**TASK TO COMPLETE:**
Repeat each entry in full, exactly.

-- Start of MATERIAL PROVIDED --

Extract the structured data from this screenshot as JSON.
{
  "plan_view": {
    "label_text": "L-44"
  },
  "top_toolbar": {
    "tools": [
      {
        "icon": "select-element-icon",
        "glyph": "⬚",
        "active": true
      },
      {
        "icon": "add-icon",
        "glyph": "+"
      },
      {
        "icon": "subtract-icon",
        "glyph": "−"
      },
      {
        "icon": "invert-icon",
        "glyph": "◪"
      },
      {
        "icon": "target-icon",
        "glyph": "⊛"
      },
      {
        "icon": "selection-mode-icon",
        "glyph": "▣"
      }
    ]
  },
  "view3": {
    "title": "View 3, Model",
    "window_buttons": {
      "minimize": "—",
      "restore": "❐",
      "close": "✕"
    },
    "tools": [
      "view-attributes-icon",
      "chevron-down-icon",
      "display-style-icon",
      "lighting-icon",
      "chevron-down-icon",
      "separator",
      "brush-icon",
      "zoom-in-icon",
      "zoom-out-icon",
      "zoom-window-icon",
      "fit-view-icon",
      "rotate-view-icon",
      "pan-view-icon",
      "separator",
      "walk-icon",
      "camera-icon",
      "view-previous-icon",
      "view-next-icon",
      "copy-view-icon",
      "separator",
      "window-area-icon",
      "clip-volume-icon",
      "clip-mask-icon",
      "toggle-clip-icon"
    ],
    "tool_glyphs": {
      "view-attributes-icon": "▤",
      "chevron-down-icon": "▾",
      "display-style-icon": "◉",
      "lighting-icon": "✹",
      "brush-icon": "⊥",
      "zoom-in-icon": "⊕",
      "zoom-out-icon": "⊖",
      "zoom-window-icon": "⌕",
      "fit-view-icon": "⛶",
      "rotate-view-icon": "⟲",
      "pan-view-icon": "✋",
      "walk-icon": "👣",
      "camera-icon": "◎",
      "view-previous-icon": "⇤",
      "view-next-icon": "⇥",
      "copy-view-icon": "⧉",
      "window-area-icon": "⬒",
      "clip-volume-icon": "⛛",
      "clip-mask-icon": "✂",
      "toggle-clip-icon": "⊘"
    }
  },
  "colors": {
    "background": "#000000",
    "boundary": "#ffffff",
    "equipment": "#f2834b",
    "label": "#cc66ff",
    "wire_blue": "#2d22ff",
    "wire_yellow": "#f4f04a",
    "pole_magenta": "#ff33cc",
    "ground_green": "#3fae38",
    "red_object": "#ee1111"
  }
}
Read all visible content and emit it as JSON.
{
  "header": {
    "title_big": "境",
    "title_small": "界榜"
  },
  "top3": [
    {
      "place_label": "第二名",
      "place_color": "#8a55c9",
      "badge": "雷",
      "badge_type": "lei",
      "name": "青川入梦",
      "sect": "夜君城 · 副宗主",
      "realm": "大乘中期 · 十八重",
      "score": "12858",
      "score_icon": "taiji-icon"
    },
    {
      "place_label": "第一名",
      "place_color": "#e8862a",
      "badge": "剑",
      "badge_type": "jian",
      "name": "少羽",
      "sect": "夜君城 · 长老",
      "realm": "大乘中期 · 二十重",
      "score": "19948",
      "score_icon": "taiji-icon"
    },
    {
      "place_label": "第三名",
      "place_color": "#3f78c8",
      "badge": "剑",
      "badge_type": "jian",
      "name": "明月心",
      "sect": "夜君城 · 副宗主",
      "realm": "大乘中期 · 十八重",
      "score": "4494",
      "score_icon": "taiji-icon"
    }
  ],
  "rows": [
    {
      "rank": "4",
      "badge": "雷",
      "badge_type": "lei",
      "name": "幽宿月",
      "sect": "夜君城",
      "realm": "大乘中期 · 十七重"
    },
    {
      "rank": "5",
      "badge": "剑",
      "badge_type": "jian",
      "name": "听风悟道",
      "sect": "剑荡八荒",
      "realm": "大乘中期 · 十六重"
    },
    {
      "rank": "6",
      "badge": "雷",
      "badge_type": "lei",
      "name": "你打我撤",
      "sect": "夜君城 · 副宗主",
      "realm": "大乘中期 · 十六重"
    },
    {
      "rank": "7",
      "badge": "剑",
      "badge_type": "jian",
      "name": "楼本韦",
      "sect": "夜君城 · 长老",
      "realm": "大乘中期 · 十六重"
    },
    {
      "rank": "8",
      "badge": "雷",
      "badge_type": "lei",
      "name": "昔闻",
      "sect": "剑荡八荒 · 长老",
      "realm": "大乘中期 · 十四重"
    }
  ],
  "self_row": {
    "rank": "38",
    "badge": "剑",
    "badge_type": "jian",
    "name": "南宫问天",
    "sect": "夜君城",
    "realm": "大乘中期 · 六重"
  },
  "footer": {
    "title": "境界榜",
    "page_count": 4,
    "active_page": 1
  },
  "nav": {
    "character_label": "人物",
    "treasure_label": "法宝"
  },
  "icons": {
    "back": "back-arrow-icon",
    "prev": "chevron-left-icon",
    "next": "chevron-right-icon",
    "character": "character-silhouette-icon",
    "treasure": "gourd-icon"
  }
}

-- End of MATERIAL PROVIDED --

**RESULT FOR THIS TASK:**
Extract the structured data from this screenshot as JSON.
{
  "plan_view": {
    "label_text": "L-44"
  },
  "top_toolbar": {
    "tools": [
      {
        "icon": "select-element-icon",
        "glyph": "⬚",
        "active": true
      },
      {
        "icon": "add-icon",
        "glyph": "+"
      },
      {
        "icon": "subtract-icon",
        "glyph": "−"
      },
      {
        "icon": "invert-icon",
        "glyph": "◪"
      },
      {
        "icon": "target-icon",
        "glyph": "⊛"
      },
      {
        "icon": "selection-mode-icon",
        "glyph": "▣"
      }
    ]
  },
  "view3": {
    "title": "View 3, Model",
    "window_buttons": {
      "minimize": "—",
      "restore": "❐",
      "close": "✕"
    },
    "tools": [
      "view-attributes-icon",
      "chevron-down-icon",
      "display-style-icon",
      "lighting-icon",
      "chevron-down-icon",
      "separator",
      "brush-icon",
      "zoom-in-icon",
      "zoom-out-icon",
      "zoom-window-icon",
      "fit-view-icon",
      "rotate-view-icon",
      "pan-view-icon",
      "separator",
      "walk-icon",
      "camera-icon",
      "view-previous-icon",
      "view-next-icon",
      "copy-view-icon",
      "separator",
      "window-area-icon",
      "clip-volume-icon",
      "clip-mask-icon",
      "toggle-clip-icon"
    ],
    "tool_glyphs": {
      "view-attributes-icon": "▤",
      "chevron-down-icon": "▾",
      "display-style-icon": "◉",
      "lighting-icon": "✹",
      "brush-icon": "⊥",
      "zoom-in-icon": "⊕",
      "zoom-out-icon": "⊖",
      "zoom-window-icon": "⌕",
      "fit-view-icon": "⛶",
      "rotate-view-icon": "⟲",
      "pan-view-icon": "✋",
      "walk-icon": "👣",
      "camera-icon": "◎",
      "view-previous-icon": "⇤",
      "view-next-icon": "⇥",
      "copy-view-icon": "⧉",
      "window-area-icon": "⬒",
      "clip-volume-icon": "⛛",
      "clip-mask-icon": "✂",
      "toggle-clip-icon": "⊘"
    }
  },
  "colors": {
    "background": "#000000",
    "boundary": "#ffffff",
    "equipment": "#f2834b",
    "label": "#cc66ff",
    "wire_blue": "#2d22ff",
    "wire_yellow": "#f4f04a",
    "pole_magenta": "#ff33cc",
    "ground_green": "#3fae38",
    "red_object": "#ee1111"
  }
}
Read all visible content and emit it as JSON.
{
  "header": {
    "title_big": "境",
    "title_small": "界榜"
  },
  "top3": [
    {
      "place_label": "第二名",
      "place_color": "#8a55c9",
      "badge": "雷",
      "badge_type": "lei",
      "name": "青川入梦",
      "sect": "夜君城 · 副宗主",
      "realm": "大乘中期 · 十八重",
      "score": "12858",
      "score_icon": "taiji-icon"
    },
    {
      "place_label": "第一名",
      "place_color": "#e8862a",
      "badge": "剑",
      "badge_type": "jian",
      "name": "少羽",
      "sect": "夜君城 · 长老",
      "realm": "大乘中期 · 二十重",
      "score": "19948",
      "score_icon": "taiji-icon"
    },
    {
      "place_label": "第三名",
      "place_color": "#3f78c8",
      "badge": "剑",
      "badge_type": "jian",
      "name": "明月心",
      "sect": "夜君城 · 副宗主",
      "realm": "大乘中期 · 十八重",
      "score": "4494",
      "score_icon": "taiji-icon"
    }
  ],
  "rows": [
    {
      "rank": "4",
      "badge": "雷",
      "badge_type": "lei",
      "name": "幽宿月",
      "sect": "夜君城",
      "realm": "大乘中期 · 十七重"
    },
    {
      "rank": "5",
      "badge": "剑",
      "badge_type": "jian",
      "name": "听风悟道",
      "sect": "剑荡八荒",
      "realm": "大乘中期 · 十六重"
    },
    {
      "rank": "6",
      "badge": "雷",
      "badge_type": "lei",
      "name": "你打我撤",
      "sect": "夜君城 · 副宗主",
      "realm": "大乘中期 · 十六重"
    },
    {
      "rank": "7",
      "badge": "剑",
      "badge_type": "jian",
      "name": "楼本韦",
      "sect": "夜君城 · 长老",
      "realm": "大乘中期 · 十六重"
    },
    {
      "rank": "8",
      "badge": "雷",
      "badge_type": "lei",
      "name": "昔闻",
      "sect": "剑荡八荒 · 长老",
      "realm": "大乘中期 · 十四重"
    }
  ],
  "self_row": {
    "rank": "38",
    "badge": "剑",
    "badge_type": "jian",
    "name": "南宫问天",
    "sect": "夜君城",
    "realm": "大乘中期 · 六重"
  },
  "footer": {
    "title": "境界榜",
    "page_count": 4,
    "active_page": 1
  },
  "nav": {
    "character_label": "人物",
    "treasure_label": "法宝"
  },
  "icons": {
    "back": "back-arrow-icon",
    "prev": "chevron-left-icon",
    "next": "chevron-right-icon",
    "character": "character-silhouette-icon",
    "treasure": "gourd-icon"
  }
}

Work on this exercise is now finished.